[Stored data]
■ ■ ■ ■ ■

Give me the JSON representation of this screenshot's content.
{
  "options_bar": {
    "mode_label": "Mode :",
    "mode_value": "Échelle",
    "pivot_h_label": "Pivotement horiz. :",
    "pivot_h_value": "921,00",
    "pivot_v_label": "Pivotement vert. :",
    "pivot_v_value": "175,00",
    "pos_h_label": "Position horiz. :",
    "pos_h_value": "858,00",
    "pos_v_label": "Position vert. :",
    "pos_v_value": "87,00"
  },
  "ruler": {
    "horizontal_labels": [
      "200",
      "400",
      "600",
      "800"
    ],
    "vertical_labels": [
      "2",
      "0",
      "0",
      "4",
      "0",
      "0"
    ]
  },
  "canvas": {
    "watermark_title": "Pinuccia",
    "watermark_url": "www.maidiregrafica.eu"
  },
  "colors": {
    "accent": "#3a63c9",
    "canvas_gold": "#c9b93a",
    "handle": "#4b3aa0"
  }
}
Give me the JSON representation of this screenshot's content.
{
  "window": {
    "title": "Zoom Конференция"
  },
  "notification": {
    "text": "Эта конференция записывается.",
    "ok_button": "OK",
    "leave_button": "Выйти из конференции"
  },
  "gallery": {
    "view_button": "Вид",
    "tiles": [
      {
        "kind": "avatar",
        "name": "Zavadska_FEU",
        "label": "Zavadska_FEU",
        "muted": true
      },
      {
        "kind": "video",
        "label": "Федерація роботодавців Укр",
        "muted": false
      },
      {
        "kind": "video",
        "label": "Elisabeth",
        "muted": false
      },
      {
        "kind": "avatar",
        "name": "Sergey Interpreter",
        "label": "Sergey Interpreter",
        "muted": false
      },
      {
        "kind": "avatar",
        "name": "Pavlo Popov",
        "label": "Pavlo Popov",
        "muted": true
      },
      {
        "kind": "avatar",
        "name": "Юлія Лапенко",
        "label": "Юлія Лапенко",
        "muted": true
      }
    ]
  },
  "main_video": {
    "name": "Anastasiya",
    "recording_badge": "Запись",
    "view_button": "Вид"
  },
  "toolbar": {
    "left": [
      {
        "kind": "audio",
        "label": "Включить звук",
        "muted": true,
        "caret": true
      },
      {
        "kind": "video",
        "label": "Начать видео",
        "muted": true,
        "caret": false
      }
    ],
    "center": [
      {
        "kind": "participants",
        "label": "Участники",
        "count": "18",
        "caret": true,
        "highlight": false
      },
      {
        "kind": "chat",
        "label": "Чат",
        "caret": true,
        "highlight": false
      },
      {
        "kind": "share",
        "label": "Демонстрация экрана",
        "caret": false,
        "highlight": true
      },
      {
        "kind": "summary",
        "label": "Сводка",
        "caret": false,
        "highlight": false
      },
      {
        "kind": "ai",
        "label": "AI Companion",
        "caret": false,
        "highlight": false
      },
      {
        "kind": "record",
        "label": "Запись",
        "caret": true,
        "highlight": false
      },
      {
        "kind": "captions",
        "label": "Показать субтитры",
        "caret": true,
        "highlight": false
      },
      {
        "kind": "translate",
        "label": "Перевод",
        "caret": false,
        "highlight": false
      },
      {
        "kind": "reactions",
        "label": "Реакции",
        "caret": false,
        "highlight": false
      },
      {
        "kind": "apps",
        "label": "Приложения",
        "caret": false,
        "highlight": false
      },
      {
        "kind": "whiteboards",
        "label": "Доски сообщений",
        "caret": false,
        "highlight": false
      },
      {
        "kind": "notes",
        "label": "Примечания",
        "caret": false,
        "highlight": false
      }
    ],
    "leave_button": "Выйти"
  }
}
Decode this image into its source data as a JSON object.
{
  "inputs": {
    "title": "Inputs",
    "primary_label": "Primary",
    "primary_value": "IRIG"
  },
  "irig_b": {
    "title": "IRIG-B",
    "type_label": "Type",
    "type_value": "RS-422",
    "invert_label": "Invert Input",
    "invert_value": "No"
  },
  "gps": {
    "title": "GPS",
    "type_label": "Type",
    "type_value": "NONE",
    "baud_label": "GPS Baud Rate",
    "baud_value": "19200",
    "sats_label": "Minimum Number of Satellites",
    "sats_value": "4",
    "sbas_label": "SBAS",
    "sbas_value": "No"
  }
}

■ ■ ■ ■ ■

• Exercise aim: Retype the records that precede this task, keeping them exactly the same.

• Result below:
Give me the JSON representation of this screenshot's content.
{
  "options_bar": {
    "mode_label": "Mode :",
    "mode_value": "Échelle",
    "pivot_h_label": "Pivotement horiz. :",
    "pivot_h_value": "921,00",
    "pivot_v_label": "Pivotement vert. :",
    "pivot_v_value": "175,00",
    "pos_h_label": "Position horiz. :",
    "pos_h_value": "858,00",
    "pos_v_label": "Position vert. :",
    "pos_v_value": "87,00"
  },
  "ruler": {
    "horizontal_labels": [
      "200",
      "400",
      "600",
      "800"
    ],
    "vertical_labels": [
      "2",
      "0",
      "0",
      "4",
      "0",
      "0"
    ]
  },
  "canvas": {
    "watermark_title": "Pinuccia",
    "watermark_url": "www.maidiregrafica.eu"
  },
  "colors": {
    "accent": "#3a63c9",
    "canvas_gold": "#c9b93a",
    "handle": "#4b3aa0"
  }
}
Give me the JSON representation of this screenshot's content.
{
  "window": {
    "title": "Zoom Конференция"
  },
  "notification": {
    "text": "Эта конференция записывается.",
    "ok_button": "OK",
    "leave_button": "Выйти из конференции"
  },
  "gallery": {
    "view_button": "Вид",
    "tiles": [
      {
        "kind": "avatar",
        "name": "Zavadska_FEU",
        "label": "Zavadska_FEU",
        "muted": true
      },
      {
        "kind": "video",
        "label": "Федерація роботодавців Укр",
        "muted": false
      },
      {
        "kind": "video",
        "label": "Elisabeth",
        "muted": false
      },
      {
        "kind": "avatar",
        "name": "Sergey Interpreter",
        "label": "Sergey Interpreter",
        "muted": false
      },
      {
        "kind": "avatar",
        "name": "Pavlo Popov",
        "label": "Pavlo Popov",
        "muted": true
      },
      {
        "kind": "avatar",
        "name": "Юлія Лапенко",
        "label": "Юлія Лапенко",
        "muted": true
      }
    ]
  },
  "main_video": {
    "name": "Anastasiya",
    "recording_badge": "Запись",
    "view_button": "Вид"
  },
  "toolbar": {
    "left": [
      {
        "kind": "audio",
        "label": "Включить звук",
        "muted": true,
        "caret": true
      },
      {
        "kind": "video",
        "label": "Начать видео",
        "muted": true,
        "caret": false
      }
    ],
    "center": [
      {
        "kind": "participants",
        "label": "Участники",
        "count": "18",
        "caret": true,
        "highlight": false
      },
      {
        "kind": "chat",
        "label": "Чат",
        "caret": true,
        "highlight": false
      },
      {
        "kind": "share",
        "label": "Демонстрация экрана",
        "caret": false,
        "highlight": true
      },
      {
        "kind": "summary",
        "label": "Сводка",
        "caret": false,
        "highlight": false
      },
      {
        "kind": "ai",
        "label": "AI Companion",
        "caret": false,
        "highlight": false
      },
      {
        "kind": "record",
        "label": "Запись",
        "caret": true,
        "highlight": false
      },
      {
        "kind": "captions",
        "label": "Показать субтитры",
        "caret": true,
        "highlight": false
      },
      {
        "kind": "translate",
        "label": "Перевод",
        "caret": false,
        "highlight": false
      },
      {
        "kind": "reactions",
        "label": "Реакции",
        "caret": false,
        "highlight": false
      },
      {
        "kind": "apps",
        "label": "Приложения",
        "caret": false,
        "highlight": false
      },
      {
        "kind": "whiteboards",
        "label": "Доски сообщений",
        "caret": false,
        "highlight": false
      },
      {
        "kind": "notes",
        "label": "Примечания",
        "caret": false,
        "highlight": false
      }
    ],
    "leave_button": "Выйти"
  }
}
Decode this image into its source data as a JSON object.
{
  "inputs": {
    "title": "Inputs",
    "primary_label": "Primary",
    "primary_value": "IRIG"
  },
  "irig_b": {
    "title": "IRIG-B",
    "type_label": "Type",
    "type_value": "RS-422",
    "invert_label": "Invert Input",
    "invert_value": "No"
  },
  "gps": {
    "title": "GPS",
    "type_label": "Type",
    "type_value": "NONE",
    "baud_label": "GPS Baud Rate",
    "baud_value": "19200",
    "sats_label": "Minimum Number of Satellites",
    "sats_value": "4",
    "sbas_label": "SBAS",
    "sbas_value": "No"
  }
}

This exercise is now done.